> **WRITTEN INSTRUCTION**: Each record below should be output verbatim, without pictures.

> **Rows from a dataset**:

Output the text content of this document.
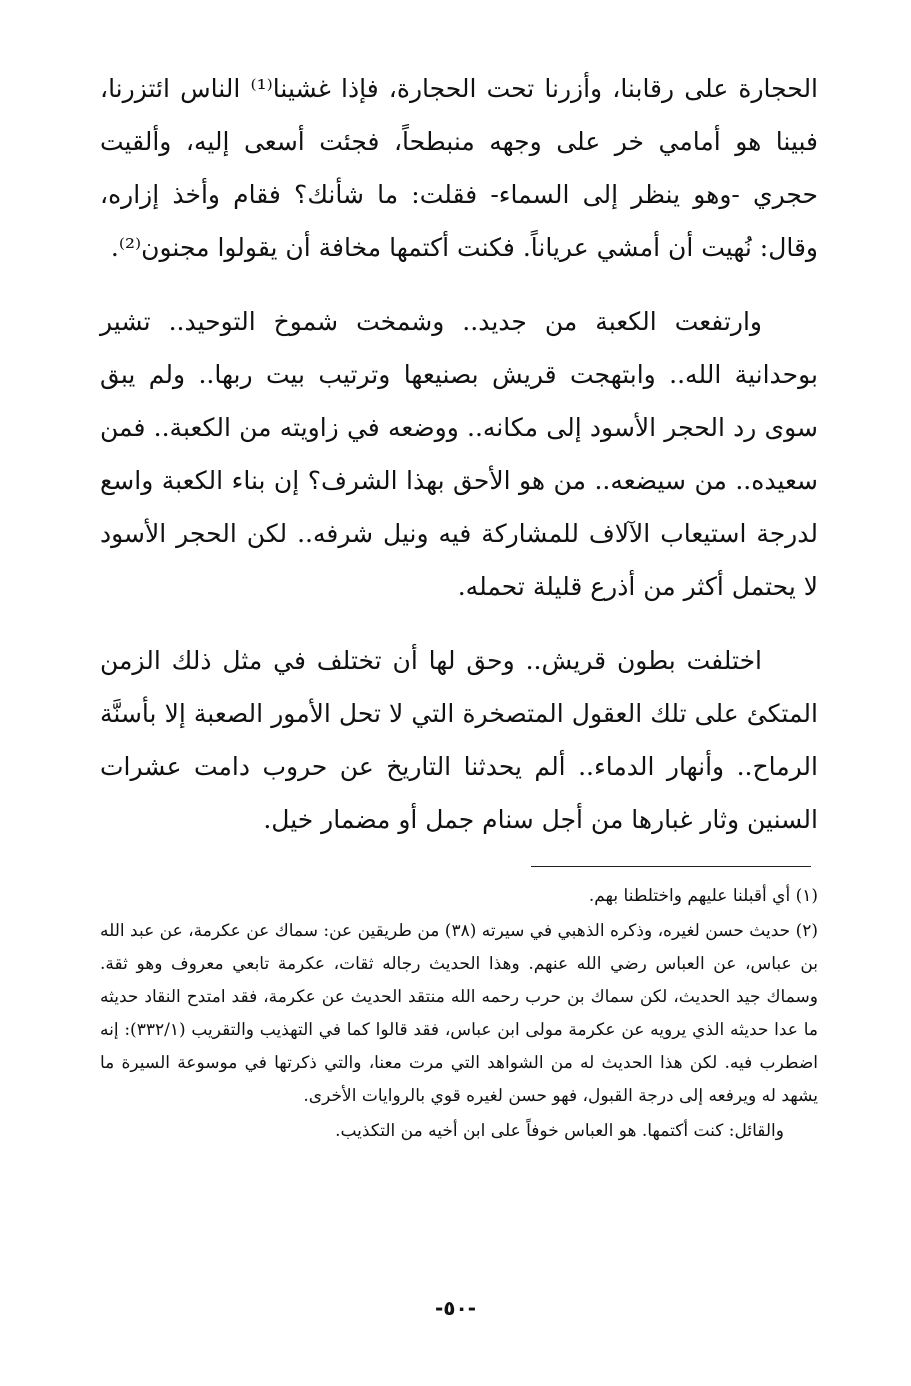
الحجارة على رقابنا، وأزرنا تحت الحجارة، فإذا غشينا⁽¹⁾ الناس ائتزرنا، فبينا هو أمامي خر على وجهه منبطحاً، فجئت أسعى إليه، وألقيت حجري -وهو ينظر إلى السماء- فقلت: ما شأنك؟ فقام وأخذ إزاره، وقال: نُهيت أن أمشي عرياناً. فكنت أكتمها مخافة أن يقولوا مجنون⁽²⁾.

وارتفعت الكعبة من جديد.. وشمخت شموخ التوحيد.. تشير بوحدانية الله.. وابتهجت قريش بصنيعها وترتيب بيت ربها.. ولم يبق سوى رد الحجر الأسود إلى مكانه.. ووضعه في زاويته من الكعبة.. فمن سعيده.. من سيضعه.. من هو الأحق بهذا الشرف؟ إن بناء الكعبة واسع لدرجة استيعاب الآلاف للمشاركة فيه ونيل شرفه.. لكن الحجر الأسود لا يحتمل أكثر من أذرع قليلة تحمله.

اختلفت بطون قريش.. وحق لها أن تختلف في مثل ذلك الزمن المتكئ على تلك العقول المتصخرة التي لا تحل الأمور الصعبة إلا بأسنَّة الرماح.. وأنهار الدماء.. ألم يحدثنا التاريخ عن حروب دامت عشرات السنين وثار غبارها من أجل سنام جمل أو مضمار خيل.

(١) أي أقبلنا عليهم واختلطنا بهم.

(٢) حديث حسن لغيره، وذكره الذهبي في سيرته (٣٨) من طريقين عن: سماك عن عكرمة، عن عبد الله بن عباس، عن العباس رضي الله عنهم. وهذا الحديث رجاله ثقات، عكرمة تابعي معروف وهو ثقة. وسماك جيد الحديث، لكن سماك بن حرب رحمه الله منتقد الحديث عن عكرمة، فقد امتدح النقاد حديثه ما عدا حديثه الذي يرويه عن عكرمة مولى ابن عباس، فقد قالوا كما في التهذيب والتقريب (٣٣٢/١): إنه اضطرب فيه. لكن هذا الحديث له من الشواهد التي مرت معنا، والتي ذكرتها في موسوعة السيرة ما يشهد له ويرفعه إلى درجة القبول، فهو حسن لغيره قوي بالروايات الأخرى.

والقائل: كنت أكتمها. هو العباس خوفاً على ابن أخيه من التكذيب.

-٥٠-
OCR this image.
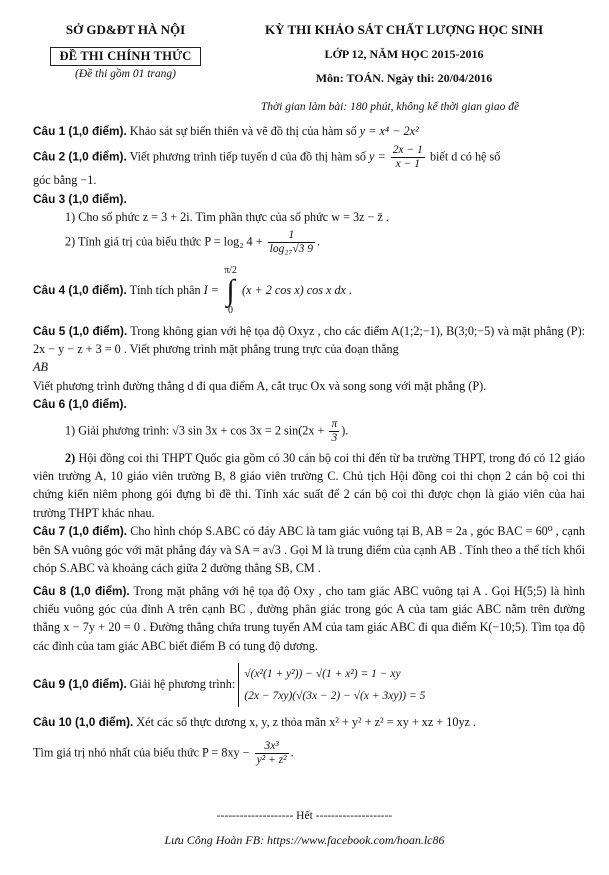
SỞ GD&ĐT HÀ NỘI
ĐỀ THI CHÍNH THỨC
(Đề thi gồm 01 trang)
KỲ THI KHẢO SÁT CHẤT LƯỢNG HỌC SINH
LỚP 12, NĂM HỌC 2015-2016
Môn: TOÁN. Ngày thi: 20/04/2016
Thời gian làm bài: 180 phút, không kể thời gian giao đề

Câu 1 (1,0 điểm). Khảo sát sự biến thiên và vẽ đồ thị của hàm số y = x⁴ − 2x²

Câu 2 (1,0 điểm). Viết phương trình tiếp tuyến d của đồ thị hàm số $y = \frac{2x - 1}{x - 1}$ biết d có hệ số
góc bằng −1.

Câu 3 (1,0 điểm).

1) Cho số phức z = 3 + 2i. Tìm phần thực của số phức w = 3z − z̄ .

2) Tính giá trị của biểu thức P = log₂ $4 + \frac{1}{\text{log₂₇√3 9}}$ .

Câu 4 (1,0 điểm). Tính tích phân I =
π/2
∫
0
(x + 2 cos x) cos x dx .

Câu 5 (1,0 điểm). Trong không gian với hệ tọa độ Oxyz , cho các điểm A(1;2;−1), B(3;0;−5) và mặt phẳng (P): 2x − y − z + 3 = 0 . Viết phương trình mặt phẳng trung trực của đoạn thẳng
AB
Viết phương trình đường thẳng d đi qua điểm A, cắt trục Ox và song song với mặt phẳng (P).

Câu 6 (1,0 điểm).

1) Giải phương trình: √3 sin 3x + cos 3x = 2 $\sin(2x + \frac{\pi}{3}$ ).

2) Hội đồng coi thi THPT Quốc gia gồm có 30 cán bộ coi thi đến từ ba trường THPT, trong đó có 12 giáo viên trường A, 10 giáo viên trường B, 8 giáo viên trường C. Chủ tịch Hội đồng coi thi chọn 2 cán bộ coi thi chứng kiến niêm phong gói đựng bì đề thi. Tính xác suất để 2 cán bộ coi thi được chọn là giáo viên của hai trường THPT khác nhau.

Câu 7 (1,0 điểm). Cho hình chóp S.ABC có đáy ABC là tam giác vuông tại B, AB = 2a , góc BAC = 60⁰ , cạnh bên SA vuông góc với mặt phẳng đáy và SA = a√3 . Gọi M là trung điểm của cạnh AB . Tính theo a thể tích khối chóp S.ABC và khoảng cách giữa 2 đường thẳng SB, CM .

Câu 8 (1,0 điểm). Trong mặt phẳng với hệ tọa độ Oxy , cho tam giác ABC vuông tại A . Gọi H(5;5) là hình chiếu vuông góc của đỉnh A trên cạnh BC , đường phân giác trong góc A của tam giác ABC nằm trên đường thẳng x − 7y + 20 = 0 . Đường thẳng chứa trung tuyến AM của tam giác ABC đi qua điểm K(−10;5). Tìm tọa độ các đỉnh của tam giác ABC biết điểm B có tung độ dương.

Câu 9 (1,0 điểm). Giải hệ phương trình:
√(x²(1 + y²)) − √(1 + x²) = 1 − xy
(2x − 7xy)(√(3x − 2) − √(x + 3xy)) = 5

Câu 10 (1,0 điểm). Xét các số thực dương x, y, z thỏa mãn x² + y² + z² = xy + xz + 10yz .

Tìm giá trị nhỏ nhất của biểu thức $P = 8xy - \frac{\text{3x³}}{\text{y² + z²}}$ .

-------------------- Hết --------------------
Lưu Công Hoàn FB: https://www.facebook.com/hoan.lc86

> **THE RESPONSE**:
Output the text content of this document.
الحجارة على رقابنا، وأزرنا تحت الحجارة، فإذا غشينا⁽¹⁾ الناس ائتزرنا، فبينا هو أمامي خر على وجهه منبطحاً، فجئت أسعى إليه، وألقيت حجري -وهو ينظر إلى السماء- فقلت: ما شأنك؟ فقام وأخذ إزاره، وقال: نُهيت أن أمشي عرياناً. فكنت أكتمها مخافة أن يقولوا مجنون⁽²⁾.

وارتفعت الكعبة من جديد.. وشمخت شموخ التوحيد.. تشير بوحدانية الله.. وابتهجت قريش بصنيعها وترتيب بيت ربها.. ولم يبق سوى رد الحجر الأسود إلى مكانه.. ووضعه في زاويته من الكعبة.. فمن سعيده.. من سيضعه.. من هو الأحق بهذا الشرف؟ إن بناء الكعبة واسع لدرجة استيعاب الآلاف للمشاركة فيه ونيل شرفه.. لكن الحجر الأسود لا يحتمل أكثر من أذرع قليلة تحمله.

اختلفت بطون قريش.. وحق لها أن تختلف في مثل ذلك الزمن المتكئ على تلك العقول المتصخرة التي لا تحل الأمور الصعبة إلا بأسنَّة الرماح.. وأنهار الدماء.. ألم يحدثنا التاريخ عن حروب دامت عشرات السنين وثار غبارها من أجل سنام جمل أو مضمار خيل.

(١) أي أقبلنا عليهم واختلطنا بهم.

(٢) حديث حسن لغيره، وذكره الذهبي في سيرته (٣٨) من طريقين عن: سماك عن عكرمة، عن عبد الله بن عباس، عن العباس رضي الله عنهم. وهذا الحديث رجاله ثقات، عكرمة تابعي معروف وهو ثقة. وسماك جيد الحديث، لكن سماك بن حرب رحمه الله منتقد الحديث عن عكرمة، فقد امتدح النقاد حديثه ما عدا حديثه الذي يرويه عن عكرمة مولى ابن عباس، فقد قالوا كما في التهذيب والتقريب (٣٣٢/١): إنه اضطرب فيه. لكن هذا الحديث له من الشواهد التي مرت معنا، والتي ذكرتها في موسوعة السيرة ما يشهد له ويرفعه إلى درجة القبول، فهو حسن لغيره قوي بالروايات الأخرى.

والقائل: كنت أكتمها. هو العباس خوفاً على ابن أخيه من التكذيب.

-٥٠-
OCR this image.
SỞ GD&ĐT HÀ NỘI
ĐỀ THI CHÍNH THỨC
(Đề thi gồm 01 trang)
KỲ THI KHẢO SÁT CHẤT LƯỢNG HỌC SINH
LỚP 12, NĂM HỌC 2015-2016
Môn: TOÁN. Ngày thi: 20/04/2016
Thời gian làm bài: 180 phút, không kể thời gian giao đề

Câu 1 (1,0 điểm). Khảo sát sự biến thiên và vẽ đồ thị của hàm số y = x⁴ − 2x²

Câu 2 (1,0 điểm). Viết phương trình tiếp tuyến d của đồ thị hàm số $y = \frac{2x - 1}{x - 1}$ biết d có hệ số
góc bằng −1.

Câu 3 (1,0 điểm).

1) Cho số phức z = 3 + 2i. Tìm phần thực của số phức w = 3z − z̄ .

2) Tính giá trị của biểu thức P = log₂ $4 + \frac{1}{\text{log₂₇√3 9}}$ .

Câu 4 (1,0 điểm). Tính tích phân I =
π/2
∫
0
(x + 2 cos x) cos x dx .

Câu 5 (1,0 điểm). Trong không gian với hệ tọa độ Oxyz , cho các điểm A(1;2;−1), B(3;0;−5) và mặt phẳng (P): 2x − y − z + 3 = 0 . Viết phương trình mặt phẳng trung trực của đoạn thẳng
AB
Viết phương trình đường thẳng d đi qua điểm A, cắt trục Ox và song song với mặt phẳng (P).

Câu 6 (1,0 điểm).

1) Giải phương trình: √3 sin 3x + cos 3x = 2 $\sin(2x + \frac{\pi}{3}$ ).

2) Hội đồng coi thi THPT Quốc gia gồm có 30 cán bộ coi thi đến từ ba trường THPT, trong đó có 12 giáo viên trường A, 10 giáo viên trường B, 8 giáo viên trường C. Chủ tịch Hội đồng coi thi chọn 2 cán bộ coi thi chứng kiến niêm phong gói đựng bì đề thi. Tính xác suất để 2 cán bộ coi thi được chọn là giáo viên của hai trường THPT khác nhau.

Câu 7 (1,0 điểm). Cho hình chóp S.ABC có đáy ABC là tam giác vuông tại B, AB = 2a , góc BAC = 60⁰ , cạnh bên SA vuông góc với mặt phẳng đáy và SA = a√3 . Gọi M là trung điểm của cạnh AB . Tính theo a thể tích khối chóp S.ABC và khoảng cách giữa 2 đường thẳng SB, CM .

Câu 8 (1,0 điểm). Trong mặt phẳng với hệ tọa độ Oxy , cho tam giác ABC vuông tại A . Gọi H(5;5) là hình chiếu vuông góc của đỉnh A trên cạnh BC , đường phân giác trong góc A của tam giác ABC nằm trên đường thẳng x − 7y + 20 = 0 . Đường thẳng chứa trung tuyến AM của tam giác ABC đi qua điểm K(−10;5). Tìm tọa độ các đỉnh của tam giác ABC biết điểm B có tung độ dương.

Câu 9 (1,0 điểm). Giải hệ phương trình:
√(x²(1 + y²)) − √(1 + x²) = 1 − xy
(2x − 7xy)(√(3x − 2) − √(x + 3xy)) = 5

Câu 10 (1,0 điểm). Xét các số thực dương x, y, z thỏa mãn x² + y² + z² = xy + xz + 10yz .

Tìm giá trị nhỏ nhất của biểu thức $P = 8xy - \frac{\text{3x³}}{\text{y² + z²}}$ .

-------------------- Hết --------------------
Lưu Công Hoàn FB: https://www.facebook.com/hoan.lc86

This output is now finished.